### Passage provided:
Teeth AnatomyThe tooth anatomy is an interesting but challenging topic that demands the respect of any health science student or professional. The human teeth are quite special because they grow twice during an adult’s lifespan, are essential structures for the mechanical digestion of food, and support certain facial features.
Adult dentition consists of thirty-two teeth that share some common anatomical features and are classified into four groups:
In this page, we are going to study each one of the above types, learn how they are numbered, and understand the various anatomical parts of teeth.
Teeth Names & Numbers
There are thirty-two teeth in total in the oral cavity of an adult with a healthy dentition. One half, or sixteen, are embedded in the maxilla, while the lower half are situated within the mandible. The name of teeth on each arcade is self-explanatory - the top sixteen are named ‘maxillary teeth’, while the bottom half are named ‘mandibular teeth’. Each arcade is a mirror of its counterpart, containing corresponding teeth types.
The teeth on each row, or arcade, are divided into four groups; named as follows from the dental midline outwards:
- Incisors (4) - central incisors, lateral incisors
- Canines (2)
- Premolars (4) - first premolars, followed by the second premolars
- Molars (6) - first molars, then second molars, and finally the third (wisdom tooth) molars
Tackle the following quiz to learn the names of teeth.
For simplification purposes, dental professionals use numbering systems to identify the various teeth. The teeth are numbered 1 to 32; superior right to left, then inferior left to right.

### Actions to take:
1) In the passage on tooth anatomy, what are the top sixteen teeth of an adult called?
2) Pick up the passage on tooth anatomy where it stops and keep writing it.

### Excerpted data:
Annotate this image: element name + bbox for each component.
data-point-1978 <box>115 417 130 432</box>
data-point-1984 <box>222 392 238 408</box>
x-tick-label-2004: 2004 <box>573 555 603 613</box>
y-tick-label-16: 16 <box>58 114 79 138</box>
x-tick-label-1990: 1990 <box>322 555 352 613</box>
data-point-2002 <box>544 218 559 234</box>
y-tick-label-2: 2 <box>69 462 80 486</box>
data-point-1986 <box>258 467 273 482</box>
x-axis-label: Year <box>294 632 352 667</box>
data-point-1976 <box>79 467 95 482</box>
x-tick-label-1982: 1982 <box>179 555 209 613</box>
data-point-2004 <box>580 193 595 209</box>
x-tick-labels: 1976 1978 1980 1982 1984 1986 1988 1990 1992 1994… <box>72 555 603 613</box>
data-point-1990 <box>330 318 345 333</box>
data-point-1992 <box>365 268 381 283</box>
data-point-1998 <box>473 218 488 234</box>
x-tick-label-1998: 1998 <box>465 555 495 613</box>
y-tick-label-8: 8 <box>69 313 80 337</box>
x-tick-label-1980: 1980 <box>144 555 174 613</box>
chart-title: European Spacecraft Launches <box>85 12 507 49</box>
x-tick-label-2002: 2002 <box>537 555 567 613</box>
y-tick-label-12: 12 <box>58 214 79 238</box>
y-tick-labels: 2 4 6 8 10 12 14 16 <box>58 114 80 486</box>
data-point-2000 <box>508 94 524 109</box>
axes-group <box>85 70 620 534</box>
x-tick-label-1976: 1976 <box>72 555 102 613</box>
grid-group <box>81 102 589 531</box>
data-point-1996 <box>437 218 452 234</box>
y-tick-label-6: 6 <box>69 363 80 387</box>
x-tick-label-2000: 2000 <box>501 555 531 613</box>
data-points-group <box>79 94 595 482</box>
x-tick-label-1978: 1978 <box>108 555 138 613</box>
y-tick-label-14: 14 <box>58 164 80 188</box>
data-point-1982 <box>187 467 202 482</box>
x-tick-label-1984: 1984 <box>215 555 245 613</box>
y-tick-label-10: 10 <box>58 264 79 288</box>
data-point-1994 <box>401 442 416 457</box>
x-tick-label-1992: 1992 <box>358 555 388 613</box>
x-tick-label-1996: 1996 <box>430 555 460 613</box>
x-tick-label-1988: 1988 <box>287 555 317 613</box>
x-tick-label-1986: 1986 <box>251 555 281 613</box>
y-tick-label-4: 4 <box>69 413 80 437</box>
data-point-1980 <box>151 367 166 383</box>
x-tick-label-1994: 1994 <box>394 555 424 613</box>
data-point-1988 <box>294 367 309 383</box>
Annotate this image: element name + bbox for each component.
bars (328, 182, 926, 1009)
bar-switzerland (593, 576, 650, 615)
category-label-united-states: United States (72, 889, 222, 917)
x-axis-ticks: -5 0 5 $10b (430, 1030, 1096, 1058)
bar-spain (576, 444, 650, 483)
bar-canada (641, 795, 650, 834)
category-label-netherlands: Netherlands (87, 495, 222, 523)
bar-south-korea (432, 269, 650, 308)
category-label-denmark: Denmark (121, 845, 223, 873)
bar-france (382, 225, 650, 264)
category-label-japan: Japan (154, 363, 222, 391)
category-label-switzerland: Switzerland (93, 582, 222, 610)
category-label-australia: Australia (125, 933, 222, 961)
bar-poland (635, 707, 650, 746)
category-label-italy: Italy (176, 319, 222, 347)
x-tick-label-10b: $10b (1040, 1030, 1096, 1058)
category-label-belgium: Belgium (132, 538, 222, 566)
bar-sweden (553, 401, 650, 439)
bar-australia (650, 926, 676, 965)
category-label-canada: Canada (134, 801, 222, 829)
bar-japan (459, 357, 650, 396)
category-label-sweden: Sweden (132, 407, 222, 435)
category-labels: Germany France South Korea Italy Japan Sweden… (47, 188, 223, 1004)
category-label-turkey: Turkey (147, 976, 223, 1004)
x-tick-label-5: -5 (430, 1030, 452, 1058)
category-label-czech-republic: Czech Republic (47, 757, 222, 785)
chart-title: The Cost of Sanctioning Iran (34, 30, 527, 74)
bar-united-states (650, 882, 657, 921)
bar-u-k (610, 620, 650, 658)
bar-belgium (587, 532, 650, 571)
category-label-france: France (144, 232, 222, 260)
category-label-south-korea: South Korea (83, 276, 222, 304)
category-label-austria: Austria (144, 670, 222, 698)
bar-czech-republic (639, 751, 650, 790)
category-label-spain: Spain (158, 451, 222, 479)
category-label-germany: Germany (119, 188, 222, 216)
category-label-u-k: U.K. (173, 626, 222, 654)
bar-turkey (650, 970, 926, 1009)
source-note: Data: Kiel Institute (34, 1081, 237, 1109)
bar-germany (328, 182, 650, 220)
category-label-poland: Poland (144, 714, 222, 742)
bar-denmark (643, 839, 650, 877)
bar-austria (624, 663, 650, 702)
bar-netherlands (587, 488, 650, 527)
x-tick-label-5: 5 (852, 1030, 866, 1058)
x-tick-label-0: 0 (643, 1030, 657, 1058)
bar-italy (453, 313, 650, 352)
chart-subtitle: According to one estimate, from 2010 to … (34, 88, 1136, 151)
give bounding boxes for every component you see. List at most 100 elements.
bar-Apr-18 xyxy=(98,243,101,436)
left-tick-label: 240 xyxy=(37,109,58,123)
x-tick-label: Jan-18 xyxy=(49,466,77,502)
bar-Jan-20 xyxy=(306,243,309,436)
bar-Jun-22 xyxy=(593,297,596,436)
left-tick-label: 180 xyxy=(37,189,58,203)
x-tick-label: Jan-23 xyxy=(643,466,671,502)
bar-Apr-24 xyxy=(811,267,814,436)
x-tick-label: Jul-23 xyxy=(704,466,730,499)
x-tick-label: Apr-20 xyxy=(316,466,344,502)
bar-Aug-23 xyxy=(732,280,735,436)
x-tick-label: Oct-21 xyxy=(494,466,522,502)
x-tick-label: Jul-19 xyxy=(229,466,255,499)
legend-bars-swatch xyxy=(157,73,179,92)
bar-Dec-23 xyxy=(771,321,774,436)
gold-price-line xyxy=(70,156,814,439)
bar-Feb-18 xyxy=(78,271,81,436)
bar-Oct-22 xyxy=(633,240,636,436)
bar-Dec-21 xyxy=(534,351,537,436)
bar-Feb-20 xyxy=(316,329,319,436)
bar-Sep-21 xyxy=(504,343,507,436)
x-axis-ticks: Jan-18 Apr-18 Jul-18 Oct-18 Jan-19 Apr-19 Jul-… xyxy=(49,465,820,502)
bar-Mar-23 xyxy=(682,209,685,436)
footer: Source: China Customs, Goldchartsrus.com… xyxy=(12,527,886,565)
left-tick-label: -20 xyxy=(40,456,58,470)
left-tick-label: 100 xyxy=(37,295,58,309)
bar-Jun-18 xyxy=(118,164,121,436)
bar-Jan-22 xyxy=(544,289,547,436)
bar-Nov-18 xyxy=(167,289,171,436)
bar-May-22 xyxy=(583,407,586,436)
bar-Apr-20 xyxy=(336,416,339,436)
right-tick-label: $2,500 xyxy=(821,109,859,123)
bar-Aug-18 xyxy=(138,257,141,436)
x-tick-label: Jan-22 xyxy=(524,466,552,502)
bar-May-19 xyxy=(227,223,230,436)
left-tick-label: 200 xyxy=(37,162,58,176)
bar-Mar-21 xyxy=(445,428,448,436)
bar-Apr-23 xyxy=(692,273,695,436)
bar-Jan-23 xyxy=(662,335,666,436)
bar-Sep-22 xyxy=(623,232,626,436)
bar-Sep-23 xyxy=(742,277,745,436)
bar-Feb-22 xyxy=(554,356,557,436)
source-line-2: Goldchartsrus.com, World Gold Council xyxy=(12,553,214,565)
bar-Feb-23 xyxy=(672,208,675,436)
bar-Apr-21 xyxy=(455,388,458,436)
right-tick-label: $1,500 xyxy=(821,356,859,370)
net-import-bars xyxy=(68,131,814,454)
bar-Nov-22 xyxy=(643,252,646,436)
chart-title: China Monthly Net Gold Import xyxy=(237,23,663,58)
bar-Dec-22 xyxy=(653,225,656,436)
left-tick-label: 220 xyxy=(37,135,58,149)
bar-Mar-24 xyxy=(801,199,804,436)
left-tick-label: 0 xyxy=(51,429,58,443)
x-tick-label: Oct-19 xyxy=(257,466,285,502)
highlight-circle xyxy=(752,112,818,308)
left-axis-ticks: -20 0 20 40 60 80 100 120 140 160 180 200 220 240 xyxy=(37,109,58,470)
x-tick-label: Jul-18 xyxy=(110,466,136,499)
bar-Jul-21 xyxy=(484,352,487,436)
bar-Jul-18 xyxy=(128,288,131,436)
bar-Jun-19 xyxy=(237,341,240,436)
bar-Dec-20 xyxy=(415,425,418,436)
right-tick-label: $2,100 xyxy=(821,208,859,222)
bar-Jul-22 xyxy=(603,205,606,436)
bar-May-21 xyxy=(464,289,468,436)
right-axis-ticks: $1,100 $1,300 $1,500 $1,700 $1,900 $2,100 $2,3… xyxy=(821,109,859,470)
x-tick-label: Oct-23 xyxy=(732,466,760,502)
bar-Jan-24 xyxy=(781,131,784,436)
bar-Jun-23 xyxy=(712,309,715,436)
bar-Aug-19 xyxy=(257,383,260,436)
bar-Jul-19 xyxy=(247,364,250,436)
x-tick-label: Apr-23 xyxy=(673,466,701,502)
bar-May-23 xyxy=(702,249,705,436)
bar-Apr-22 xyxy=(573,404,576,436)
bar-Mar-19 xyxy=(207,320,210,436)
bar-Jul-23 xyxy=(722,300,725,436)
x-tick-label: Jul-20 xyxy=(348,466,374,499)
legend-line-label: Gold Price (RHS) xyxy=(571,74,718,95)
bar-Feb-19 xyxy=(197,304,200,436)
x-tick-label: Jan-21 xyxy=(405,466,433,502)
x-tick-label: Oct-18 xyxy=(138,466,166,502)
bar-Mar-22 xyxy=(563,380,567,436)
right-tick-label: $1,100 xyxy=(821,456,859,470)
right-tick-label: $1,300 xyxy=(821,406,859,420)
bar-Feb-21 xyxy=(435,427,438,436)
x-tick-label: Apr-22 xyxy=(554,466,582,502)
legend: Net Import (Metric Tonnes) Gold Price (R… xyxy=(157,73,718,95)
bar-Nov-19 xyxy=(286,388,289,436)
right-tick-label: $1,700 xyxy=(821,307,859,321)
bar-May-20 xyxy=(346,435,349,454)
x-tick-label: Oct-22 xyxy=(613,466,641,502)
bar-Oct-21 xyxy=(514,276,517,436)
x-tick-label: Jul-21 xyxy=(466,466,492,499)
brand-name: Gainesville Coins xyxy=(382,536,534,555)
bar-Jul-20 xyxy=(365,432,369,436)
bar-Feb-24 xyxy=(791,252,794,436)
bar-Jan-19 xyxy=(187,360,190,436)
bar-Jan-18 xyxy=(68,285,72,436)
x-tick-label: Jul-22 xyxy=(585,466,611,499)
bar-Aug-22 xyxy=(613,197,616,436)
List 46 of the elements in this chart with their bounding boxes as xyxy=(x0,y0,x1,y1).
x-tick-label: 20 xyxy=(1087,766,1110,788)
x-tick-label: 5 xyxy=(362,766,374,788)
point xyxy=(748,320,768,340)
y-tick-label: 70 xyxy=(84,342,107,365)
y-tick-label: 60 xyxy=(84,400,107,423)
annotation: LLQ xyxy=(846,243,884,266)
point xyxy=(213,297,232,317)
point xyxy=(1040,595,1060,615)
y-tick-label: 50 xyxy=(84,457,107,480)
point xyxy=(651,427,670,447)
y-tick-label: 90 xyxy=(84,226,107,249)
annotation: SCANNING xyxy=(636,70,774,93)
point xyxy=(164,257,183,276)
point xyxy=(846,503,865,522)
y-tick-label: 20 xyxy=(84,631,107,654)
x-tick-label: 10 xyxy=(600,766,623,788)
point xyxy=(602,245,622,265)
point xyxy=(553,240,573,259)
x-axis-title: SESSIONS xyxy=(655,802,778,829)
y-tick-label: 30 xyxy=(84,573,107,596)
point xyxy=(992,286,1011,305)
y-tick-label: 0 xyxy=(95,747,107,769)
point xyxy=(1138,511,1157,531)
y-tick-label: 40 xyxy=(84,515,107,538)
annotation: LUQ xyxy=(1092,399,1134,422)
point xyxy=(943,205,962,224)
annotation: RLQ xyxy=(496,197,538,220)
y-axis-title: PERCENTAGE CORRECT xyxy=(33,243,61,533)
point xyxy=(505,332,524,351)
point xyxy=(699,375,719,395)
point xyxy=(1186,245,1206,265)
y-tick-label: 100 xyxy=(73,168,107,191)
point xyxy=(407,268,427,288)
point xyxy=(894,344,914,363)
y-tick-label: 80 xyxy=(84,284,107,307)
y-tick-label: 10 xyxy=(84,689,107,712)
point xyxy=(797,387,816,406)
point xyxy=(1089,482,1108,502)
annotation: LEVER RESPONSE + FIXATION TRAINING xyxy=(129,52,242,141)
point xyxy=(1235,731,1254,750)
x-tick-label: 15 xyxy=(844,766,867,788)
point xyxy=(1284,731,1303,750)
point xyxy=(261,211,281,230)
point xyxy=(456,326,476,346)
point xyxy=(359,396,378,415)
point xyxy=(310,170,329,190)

### Answers by item:
1) Maxillary teeth.

2)
Watch the following teeth video to find out more about the four groups and their numbering.
Types of Teeth
In addition to the specific naming and numbering, dental anatomy is also unique in the possible types of teeth and their respective numbers. Children have twenty teeth, called deciduous or milk teeth, between six months and six years of age. This set is subsequently replaced by the permanent dentition of thirty-two teeth in adolescence and adulthood. Read the following articles to find out more details about the two types of human teeth.
The four groups of teeth are not identical, but they all share a typical and general tooth anatomy, as follows:
- Pulp chamber
- Neck of tooth
- Dental root
- Root canal
Arteries & Veins
The blood supply of the teeth originates from the maxillary artery, which is the largest terminal branch of the external carotid artery. It is responsible for supplying the deep structures of the face.
The specific arteries carrying blood to the teeth travel through the root canal and have the following names:
- Anterior superior alveolar arteries
- Posterior superior alveolar arteries
- Inferior alveolar arteries
The veins of the teeth follow the arteries, having similar names. They drain into the pterygoid plexus or the facial vein.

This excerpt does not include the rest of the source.